— Start —

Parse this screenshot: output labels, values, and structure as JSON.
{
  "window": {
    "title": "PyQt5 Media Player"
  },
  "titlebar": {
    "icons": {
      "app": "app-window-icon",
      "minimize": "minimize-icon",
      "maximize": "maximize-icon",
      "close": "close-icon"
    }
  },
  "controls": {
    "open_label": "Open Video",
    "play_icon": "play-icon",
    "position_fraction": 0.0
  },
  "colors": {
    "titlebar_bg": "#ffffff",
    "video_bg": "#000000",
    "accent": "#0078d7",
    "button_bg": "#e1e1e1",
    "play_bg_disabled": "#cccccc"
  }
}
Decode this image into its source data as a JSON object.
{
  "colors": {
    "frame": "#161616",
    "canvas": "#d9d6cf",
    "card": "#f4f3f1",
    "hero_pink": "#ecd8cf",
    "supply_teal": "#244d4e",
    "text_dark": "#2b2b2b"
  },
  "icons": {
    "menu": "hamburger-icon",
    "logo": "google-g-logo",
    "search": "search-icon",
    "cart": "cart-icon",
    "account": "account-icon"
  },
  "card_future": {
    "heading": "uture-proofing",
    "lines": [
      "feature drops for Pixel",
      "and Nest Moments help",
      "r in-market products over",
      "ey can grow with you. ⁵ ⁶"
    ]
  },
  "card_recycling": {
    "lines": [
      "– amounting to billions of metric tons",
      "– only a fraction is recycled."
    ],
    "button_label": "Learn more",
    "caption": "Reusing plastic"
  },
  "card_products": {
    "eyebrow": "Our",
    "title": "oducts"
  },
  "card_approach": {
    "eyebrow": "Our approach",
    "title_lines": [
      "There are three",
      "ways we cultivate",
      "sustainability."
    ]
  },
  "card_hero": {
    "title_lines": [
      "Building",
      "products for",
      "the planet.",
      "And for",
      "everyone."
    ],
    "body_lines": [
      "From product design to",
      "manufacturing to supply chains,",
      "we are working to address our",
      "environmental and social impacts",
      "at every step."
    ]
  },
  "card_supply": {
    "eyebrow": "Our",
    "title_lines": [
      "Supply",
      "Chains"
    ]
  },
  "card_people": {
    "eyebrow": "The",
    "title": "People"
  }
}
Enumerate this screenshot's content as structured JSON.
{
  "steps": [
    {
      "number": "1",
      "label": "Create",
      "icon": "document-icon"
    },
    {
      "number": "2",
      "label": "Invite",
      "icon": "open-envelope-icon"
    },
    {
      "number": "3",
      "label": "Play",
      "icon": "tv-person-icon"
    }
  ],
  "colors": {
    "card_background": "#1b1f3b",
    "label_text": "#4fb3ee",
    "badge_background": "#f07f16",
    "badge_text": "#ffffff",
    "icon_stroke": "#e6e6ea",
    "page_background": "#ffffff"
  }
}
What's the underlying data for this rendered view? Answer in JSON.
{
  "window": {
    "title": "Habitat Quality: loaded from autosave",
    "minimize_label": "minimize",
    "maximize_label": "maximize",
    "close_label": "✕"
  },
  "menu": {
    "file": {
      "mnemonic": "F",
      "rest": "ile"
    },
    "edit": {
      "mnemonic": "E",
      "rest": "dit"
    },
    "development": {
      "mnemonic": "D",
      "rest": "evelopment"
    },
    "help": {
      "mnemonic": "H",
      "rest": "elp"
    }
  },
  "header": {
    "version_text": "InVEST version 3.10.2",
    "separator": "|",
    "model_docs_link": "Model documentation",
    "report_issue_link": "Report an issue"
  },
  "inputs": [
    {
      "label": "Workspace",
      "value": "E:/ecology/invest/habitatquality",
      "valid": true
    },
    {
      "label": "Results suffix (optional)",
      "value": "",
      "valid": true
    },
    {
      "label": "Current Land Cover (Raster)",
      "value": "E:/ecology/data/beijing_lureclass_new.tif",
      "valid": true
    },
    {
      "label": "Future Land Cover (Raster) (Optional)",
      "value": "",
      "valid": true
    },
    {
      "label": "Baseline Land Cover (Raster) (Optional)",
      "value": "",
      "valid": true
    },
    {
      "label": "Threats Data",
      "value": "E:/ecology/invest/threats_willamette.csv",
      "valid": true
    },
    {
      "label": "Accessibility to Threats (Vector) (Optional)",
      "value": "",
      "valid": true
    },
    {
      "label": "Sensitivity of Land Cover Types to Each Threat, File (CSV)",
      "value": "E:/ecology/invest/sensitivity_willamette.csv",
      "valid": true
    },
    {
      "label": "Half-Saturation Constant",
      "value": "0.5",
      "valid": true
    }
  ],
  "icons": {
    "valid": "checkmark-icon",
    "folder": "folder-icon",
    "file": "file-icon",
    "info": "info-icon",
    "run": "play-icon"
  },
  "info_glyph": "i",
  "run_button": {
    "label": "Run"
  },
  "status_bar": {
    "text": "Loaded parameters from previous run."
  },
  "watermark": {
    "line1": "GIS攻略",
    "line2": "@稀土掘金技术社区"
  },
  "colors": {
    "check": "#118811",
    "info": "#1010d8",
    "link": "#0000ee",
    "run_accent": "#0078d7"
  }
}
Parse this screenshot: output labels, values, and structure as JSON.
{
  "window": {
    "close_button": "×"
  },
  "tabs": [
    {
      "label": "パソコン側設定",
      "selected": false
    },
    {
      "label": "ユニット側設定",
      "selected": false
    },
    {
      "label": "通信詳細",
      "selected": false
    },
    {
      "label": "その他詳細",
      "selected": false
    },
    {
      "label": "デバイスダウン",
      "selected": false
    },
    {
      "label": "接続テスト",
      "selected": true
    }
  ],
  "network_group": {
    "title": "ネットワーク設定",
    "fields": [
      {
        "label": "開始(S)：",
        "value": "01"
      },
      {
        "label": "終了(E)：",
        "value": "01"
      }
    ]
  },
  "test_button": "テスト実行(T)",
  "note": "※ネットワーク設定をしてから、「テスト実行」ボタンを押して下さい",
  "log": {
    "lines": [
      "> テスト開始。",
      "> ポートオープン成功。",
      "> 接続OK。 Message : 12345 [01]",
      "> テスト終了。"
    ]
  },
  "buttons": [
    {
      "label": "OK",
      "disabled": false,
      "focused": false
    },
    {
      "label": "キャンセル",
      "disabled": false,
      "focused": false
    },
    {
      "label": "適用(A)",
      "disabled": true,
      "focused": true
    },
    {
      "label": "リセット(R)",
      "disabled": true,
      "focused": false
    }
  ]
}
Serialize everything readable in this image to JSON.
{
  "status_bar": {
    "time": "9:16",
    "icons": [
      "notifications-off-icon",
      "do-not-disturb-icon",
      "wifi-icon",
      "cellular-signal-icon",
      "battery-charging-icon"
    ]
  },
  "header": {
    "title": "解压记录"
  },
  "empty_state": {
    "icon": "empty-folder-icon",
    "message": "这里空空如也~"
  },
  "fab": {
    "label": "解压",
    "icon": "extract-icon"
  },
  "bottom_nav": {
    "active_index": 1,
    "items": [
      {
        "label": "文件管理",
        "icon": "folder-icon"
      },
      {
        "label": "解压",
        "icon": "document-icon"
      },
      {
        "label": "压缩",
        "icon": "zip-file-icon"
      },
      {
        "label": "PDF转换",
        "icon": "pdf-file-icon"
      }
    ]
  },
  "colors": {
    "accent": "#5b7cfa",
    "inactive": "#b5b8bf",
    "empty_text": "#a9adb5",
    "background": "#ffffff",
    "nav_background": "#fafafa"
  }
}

— End —

Go through the records above, find every line with the word "this", and list those lines.

Parse this screenshot: output labels, values, and structure as JSON.
Decode this image into its source data as a JSON object.
Enumerate this screenshot's content as structured JSON.
What's the underlying data for this rendered view? Answer in JSON.
Parse this screenshot: output labels, values, and structure as JSON.
Serialize everything readable in this image to JSON.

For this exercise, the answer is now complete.